REQUIREMENTS
The records below must be retyped exactly.

RECORDS FOR THE TASK
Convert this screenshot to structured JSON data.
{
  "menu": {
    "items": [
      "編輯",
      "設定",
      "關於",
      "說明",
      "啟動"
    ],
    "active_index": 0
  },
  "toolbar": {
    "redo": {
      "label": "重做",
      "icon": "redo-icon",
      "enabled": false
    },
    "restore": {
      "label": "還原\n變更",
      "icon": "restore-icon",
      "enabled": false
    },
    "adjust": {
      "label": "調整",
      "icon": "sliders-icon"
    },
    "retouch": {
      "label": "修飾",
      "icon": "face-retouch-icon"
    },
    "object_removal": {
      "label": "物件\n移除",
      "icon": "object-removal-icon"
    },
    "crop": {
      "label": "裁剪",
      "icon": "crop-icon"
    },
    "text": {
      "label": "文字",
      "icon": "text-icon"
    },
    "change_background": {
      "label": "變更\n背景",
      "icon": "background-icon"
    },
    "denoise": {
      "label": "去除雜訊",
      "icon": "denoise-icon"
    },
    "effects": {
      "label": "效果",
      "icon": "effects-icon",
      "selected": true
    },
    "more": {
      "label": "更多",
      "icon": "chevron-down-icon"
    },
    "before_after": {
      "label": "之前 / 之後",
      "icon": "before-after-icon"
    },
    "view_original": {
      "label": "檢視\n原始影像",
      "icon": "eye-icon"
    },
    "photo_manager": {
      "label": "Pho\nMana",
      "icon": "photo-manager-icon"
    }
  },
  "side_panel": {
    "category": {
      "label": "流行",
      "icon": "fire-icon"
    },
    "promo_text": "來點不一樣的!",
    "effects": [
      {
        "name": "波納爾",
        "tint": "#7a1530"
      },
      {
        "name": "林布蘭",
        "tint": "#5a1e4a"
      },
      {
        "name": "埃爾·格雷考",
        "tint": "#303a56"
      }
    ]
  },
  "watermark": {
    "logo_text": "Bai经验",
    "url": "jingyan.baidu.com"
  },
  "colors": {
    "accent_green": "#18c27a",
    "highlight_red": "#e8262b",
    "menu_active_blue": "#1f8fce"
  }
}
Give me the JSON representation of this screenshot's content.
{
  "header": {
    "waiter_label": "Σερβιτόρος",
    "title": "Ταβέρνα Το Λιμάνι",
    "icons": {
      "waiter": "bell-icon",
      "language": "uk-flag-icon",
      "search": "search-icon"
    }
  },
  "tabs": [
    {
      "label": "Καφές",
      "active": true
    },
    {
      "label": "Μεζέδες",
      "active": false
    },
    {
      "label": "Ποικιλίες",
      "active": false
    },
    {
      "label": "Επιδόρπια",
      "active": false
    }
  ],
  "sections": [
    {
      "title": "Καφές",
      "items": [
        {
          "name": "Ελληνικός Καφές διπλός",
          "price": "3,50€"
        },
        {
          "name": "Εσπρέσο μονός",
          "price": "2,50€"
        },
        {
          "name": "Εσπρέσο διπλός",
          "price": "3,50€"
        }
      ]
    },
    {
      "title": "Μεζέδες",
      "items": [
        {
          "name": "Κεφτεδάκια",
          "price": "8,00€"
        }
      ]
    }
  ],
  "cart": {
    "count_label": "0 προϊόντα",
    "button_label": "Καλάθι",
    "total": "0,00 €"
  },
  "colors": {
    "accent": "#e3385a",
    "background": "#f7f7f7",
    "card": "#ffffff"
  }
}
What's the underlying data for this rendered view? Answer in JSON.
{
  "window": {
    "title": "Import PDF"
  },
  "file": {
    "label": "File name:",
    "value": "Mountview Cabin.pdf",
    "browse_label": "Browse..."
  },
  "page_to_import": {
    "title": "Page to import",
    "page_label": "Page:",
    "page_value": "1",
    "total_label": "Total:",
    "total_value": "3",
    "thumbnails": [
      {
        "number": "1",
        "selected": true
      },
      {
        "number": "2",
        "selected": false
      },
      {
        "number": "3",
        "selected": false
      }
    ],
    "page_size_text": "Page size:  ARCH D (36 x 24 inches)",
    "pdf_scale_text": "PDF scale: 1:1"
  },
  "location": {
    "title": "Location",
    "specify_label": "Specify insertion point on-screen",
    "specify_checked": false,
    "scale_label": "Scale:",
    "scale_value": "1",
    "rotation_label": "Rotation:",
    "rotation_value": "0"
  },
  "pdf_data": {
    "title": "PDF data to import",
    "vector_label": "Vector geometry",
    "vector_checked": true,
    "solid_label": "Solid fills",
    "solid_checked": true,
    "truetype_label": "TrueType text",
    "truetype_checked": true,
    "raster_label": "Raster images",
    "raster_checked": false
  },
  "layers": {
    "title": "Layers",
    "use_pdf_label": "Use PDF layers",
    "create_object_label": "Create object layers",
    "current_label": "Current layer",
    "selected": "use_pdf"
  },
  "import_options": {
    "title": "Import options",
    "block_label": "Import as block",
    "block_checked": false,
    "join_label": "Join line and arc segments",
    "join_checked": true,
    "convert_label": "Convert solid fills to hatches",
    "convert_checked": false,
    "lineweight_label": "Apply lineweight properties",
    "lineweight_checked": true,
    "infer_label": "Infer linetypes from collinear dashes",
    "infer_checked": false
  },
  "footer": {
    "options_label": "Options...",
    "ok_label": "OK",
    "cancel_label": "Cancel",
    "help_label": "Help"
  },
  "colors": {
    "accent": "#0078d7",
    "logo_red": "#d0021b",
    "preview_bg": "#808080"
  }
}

CORRECT OUTPUT
Convert this screenshot to structured JSON data.
{
  "menu": {
    "items": [
      "編輯",
      "設定",
      "關於",
      "說明",
      "啟動"
    ],
    "active_index": 0
  },
  "toolbar": {
    "redo": {
      "label": "重做",
      "icon": "redo-icon",
      "enabled": false
    },
    "restore": {
      "label": "還原\n變更",
      "icon": "restore-icon",
      "enabled": false
    },
    "adjust": {
      "label": "調整",
      "icon": "sliders-icon"
    },
    "retouch": {
      "label": "修飾",
      "icon": "face-retouch-icon"
    },
    "object_removal": {
      "label": "物件\n移除",
      "icon": "object-removal-icon"
    },
    "crop": {
      "label": "裁剪",
      "icon": "crop-icon"
    },
    "text": {
      "label": "文字",
      "icon": "text-icon"
    },
    "change_background": {
      "label": "變更\n背景",
      "icon": "background-icon"
    },
    "denoise": {
      "label": "去除雜訊",
      "icon": "denoise-icon"
    },
    "effects": {
      "label": "效果",
      "icon": "effects-icon",
      "selected": true
    },
    "more": {
      "label": "更多",
      "icon": "chevron-down-icon"
    },
    "before_after": {
      "label": "之前 / 之後",
      "icon": "before-after-icon"
    },
    "view_original": {
      "label": "檢視\n原始影像",
      "icon": "eye-icon"
    },
    "photo_manager": {
      "label": "Pho\nMana",
      "icon": "photo-manager-icon"
    }
  },
  "side_panel": {
    "category": {
      "label": "流行",
      "icon": "fire-icon"
    },
    "promo_text": "來點不一樣的!",
    "effects": [
      {
        "name": "波納爾",
        "tint": "#7a1530"
      },
      {
        "name": "林布蘭",
        "tint": "#5a1e4a"
      },
      {
        "name": "埃爾·格雷考",
        "tint": "#303a56"
      }
    ]
  },
  "watermark": {
    "logo_text": "Bai经验",
    "url": "jingyan.baidu.com"
  },
  "colors": {
    "accent_green": "#18c27a",
    "highlight_red": "#e8262b",
    "menu_active_blue": "#1f8fce"
  }
}
Give me the JSON representation of this screenshot's content.
{
  "header": {
    "waiter_label": "Σερβιτόρος",
    "title": "Ταβέρνα Το Λιμάνι",
    "icons": {
      "waiter": "bell-icon",
      "language": "uk-flag-icon",
      "search": "search-icon"
    }
  },
  "tabs": [
    {
      "label": "Καφές",
      "active": true
    },
    {
      "label": "Μεζέδες",
      "active": false
    },
    {
      "label": "Ποικιλίες",
      "active": false
    },
    {
      "label": "Επιδόρπια",
      "active": false
    }
  ],
  "sections": [
    {
      "title": "Καφές",
      "items": [
        {
          "name": "Ελληνικός Καφές διπλός",
          "price": "3,50€"
        },
        {
          "name": "Εσπρέσο μονός",
          "price": "2,50€"
        },
        {
          "name": "Εσπρέσο διπλός",
          "price": "3,50€"
        }
      ]
    },
    {
      "title": "Μεζέδες",
      "items": [
        {
          "name": "Κεφτεδάκια",
          "price": "8,00€"
        }
      ]
    }
  ],
  "cart": {
    "count_label": "0 προϊόντα",
    "button_label": "Καλάθι",
    "total": "0,00 €"
  },
  "colors": {
    "accent": "#e3385a",
    "background": "#f7f7f7",
    "card": "#ffffff"
  }
}
What's the underlying data for this rendered view? Answer in JSON.
{
  "window": {
    "title": "Import PDF"
  },
  "file": {
    "label": "File name:",
    "value": "Mountview Cabin.pdf",
    "browse_label": "Browse..."
  },
  "page_to_import": {
    "title": "Page to import",
    "page_label": "Page:",
    "page_value": "1",
    "total_label": "Total:",
    "total_value": "3",
    "thumbnails": [
      {
        "number": "1",
        "selected": true
      },
      {
        "number": "2",
        "selected": false
      },
      {
        "number": "3",
        "selected": false
      }
    ],
    "page_size_text": "Page size:  ARCH D (36 x 24 inches)",
    "pdf_scale_text": "PDF scale: 1:1"
  },
  "location": {
    "title": "Location",
    "specify_label": "Specify insertion point on-screen",
    "specify_checked": false,
    "scale_label": "Scale:",
    "scale_value": "1",
    "rotation_label": "Rotation:",
    "rotation_value": "0"
  },
  "pdf_data": {
    "title": "PDF data to import",
    "vector_label": "Vector geometry",
    "vector_checked": true,
    "solid_label": "Solid fills",
    "solid_checked": true,
    "truetype_label": "TrueType text",
    "truetype_checked": true,
    "raster_label": "Raster images",
    "raster_checked": false
  },
  "layers": {
    "title": "Layers",
    "use_pdf_label": "Use PDF layers",
    "create_object_label": "Create object layers",
    "current_label": "Current layer",
    "selected": "use_pdf"
  },
  "import_options": {
    "title": "Import options",
    "block_label": "Import as block",
    "block_checked": false,
    "join_label": "Join line and arc segments",
    "join_checked": true,
    "convert_label": "Convert solid fills to hatches",
    "convert_checked": false,
    "lineweight_label": "Apply lineweight properties",
    "lineweight_checked": true,
    "infer_label": "Infer linetypes from collinear dashes",
    "infer_checked": false
  },
  "footer": {
    "options_label": "Options...",
    "ok_label": "OK",
    "cancel_label": "Cancel",
    "help_label": "Help"
  },
  "colors": {
    "accent": "#0078d7",
    "logo_red": "#d0021b",
    "preview_bg": "#808080"
  }
}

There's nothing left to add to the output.